[Data listing]
+===+
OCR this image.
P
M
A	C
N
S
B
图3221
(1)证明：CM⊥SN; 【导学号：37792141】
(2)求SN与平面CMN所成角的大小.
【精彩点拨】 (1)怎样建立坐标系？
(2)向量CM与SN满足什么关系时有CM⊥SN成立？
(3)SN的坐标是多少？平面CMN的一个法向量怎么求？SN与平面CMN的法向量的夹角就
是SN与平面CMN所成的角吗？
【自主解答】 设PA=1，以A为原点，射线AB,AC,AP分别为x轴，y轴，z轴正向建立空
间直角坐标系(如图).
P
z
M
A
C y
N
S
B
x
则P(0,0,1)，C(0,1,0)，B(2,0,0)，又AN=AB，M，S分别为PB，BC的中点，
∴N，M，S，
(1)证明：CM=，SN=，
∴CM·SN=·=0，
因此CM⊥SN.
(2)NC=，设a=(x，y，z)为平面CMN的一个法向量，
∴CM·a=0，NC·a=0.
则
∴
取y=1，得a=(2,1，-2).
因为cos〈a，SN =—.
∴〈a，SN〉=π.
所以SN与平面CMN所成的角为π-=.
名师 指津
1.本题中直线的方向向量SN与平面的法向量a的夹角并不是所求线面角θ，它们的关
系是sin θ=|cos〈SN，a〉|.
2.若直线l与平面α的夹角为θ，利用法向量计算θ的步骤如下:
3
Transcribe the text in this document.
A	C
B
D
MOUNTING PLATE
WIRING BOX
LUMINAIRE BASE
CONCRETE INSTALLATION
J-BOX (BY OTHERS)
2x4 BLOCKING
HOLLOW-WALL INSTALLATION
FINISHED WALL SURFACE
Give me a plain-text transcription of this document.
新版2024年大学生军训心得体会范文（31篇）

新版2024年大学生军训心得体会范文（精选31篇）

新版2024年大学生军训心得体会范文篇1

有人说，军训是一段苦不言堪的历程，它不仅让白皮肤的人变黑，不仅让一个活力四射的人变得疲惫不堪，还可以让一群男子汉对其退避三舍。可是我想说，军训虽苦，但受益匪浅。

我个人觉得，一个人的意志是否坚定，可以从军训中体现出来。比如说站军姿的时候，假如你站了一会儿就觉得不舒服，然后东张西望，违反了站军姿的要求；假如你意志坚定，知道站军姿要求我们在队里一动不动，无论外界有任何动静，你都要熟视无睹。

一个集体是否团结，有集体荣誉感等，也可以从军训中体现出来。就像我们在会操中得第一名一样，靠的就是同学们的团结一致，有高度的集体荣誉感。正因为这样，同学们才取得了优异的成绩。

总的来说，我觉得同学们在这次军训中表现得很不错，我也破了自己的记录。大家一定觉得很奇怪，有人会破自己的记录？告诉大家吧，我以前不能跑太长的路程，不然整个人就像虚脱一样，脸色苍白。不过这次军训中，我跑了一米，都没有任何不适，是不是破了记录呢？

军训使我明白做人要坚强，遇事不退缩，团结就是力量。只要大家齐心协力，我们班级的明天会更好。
+===+
■ Exercise
Return all lines with the word "WALL" in them.

■ Complete output
HOLLOW-WALL INSTALLATION
FINISHED WALL SURFACE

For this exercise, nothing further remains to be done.